_Requirements:_ Reproduce the listing exactly, with no pictures in your copy.

_Data lines:_
--------
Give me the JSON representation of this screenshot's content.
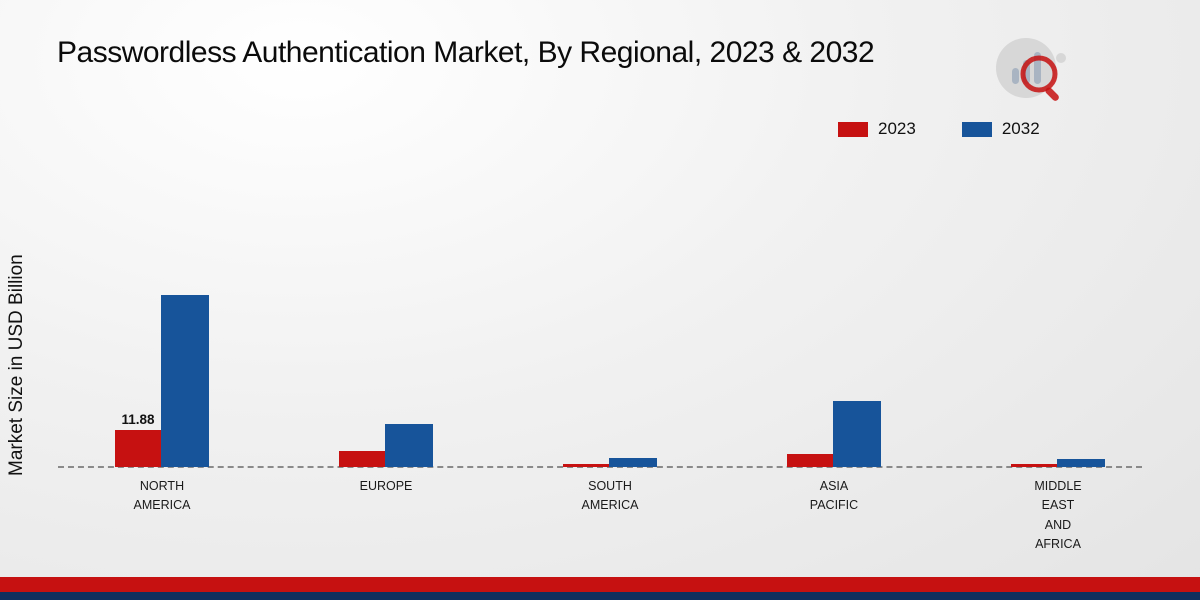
{
  "title": "Passwordless Authentication Market, By Regional, 2023 & 2032",
  "ylabel": "Market Size in USD Billion",
  "legend": {
    "items": [
      {
        "label": "2023",
        "color": "#c61111"
      },
      {
        "label": "2032",
        "color": "#17549a"
      }
    ]
  },
  "colors": {
    "bar_2023": "#c61111",
    "bar_2032": "#17549a",
    "footer_red": "#c61111",
    "footer_navy": "#122f5e",
    "baseline": "#8a8a8a"
  },
  "chart_data": {
    "type": "bar",
    "title": "Passwordless Authentication Market, By Regional, 2023 & 2032",
    "xlabel": "",
    "ylabel": "Market Size in USD Billion",
    "categories": [
      "NORTH AMERICA",
      "EUROPE",
      "SOUTH AMERICA",
      "ASIA PACIFIC",
      "MIDDLE EAST AND AFRICA"
    ],
    "category_lines": [
      [
        "NORTH",
        "AMERICA"
      ],
      [
        "EUROPE"
      ],
      [
        "SOUTH",
        "AMERICA"
      ],
      [
        "ASIA",
        "PACIFIC"
      ],
      [
        "MIDDLE",
        "EAST",
        "AND",
        "AFRICA"
      ]
    ],
    "series": [
      {
        "name": "2023",
        "color": "#c61111",
        "values": [
          11.88,
          5.2,
          1.0,
          4.0,
          0.8
        ]
      },
      {
        "name": "2032",
        "color": "#17549a",
        "values": [
          55.0,
          13.8,
          2.9,
          21.0,
          2.6
        ]
      }
    ],
    "annotations": [
      {
        "series_index": 0,
        "category_index": 0,
        "text": "11.88"
      }
    ],
    "ylim": [
      0,
      60
    ],
    "grid": false,
    "legend_position": "top-right",
    "baseline_value": 0
  }
}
--------
_The reply:_
Give me the JSON representation of this screenshot's content.
{
  "title": "Passwordless Authentication Market, By Regional, 2023 & 2032",
  "ylabel": "Market Size in USD Billion",
  "legend": {
    "items": [
      {
        "label": "2023",
        "color": "#c61111"
      },
      {
        "label": "2032",
        "color": "#17549a"
      }
    ]
  },
  "colors": {
    "bar_2023": "#c61111",
    "bar_2032": "#17549a",
    "footer_red": "#c61111",
    "footer_navy": "#122f5e",
    "baseline": "#8a8a8a"
  },
  "chart_data": {
    "type": "bar",
    "title": "Passwordless Authentication Market, By Regional, 2023 & 2032",
    "xlabel": "",
    "ylabel": "Market Size in USD Billion",
    "categories": [
      "NORTH AMERICA",
      "EUROPE",
      "SOUTH AMERICA",
      "ASIA PACIFIC",
      "MIDDLE EAST AND AFRICA"
    ],
    "category_lines": [
      [
        "NORTH",
        "AMERICA"
      ],
      [
        "EUROPE"
      ],
      [
        "SOUTH",
        "AMERICA"
      ],
      [
        "ASIA",
        "PACIFIC"
      ],
      [
        "MIDDLE",
        "EAST",
        "AND",
        "AFRICA"
      ]
    ],
    "series": [
      {
        "name": "2023",
        "color": "#c61111",
        "values": [
          11.88,
          5.2,
          1.0,
          4.0,
          0.8
        ]
      },
      {
        "name": "2032",
        "color": "#17549a",
        "values": [
          55.0,
          13.8,
          2.9,
          21.0,
          2.6
        ]
      }
    ],
    "annotations": [
      {
        "series_index": 0,
        "category_index": 0,
        "text": "11.88"
      }
    ],
    "ylim": [
      0,
      60
    ],
    "grid": false,
    "legend_position": "top-right",
    "baseline_value": 0
  }
}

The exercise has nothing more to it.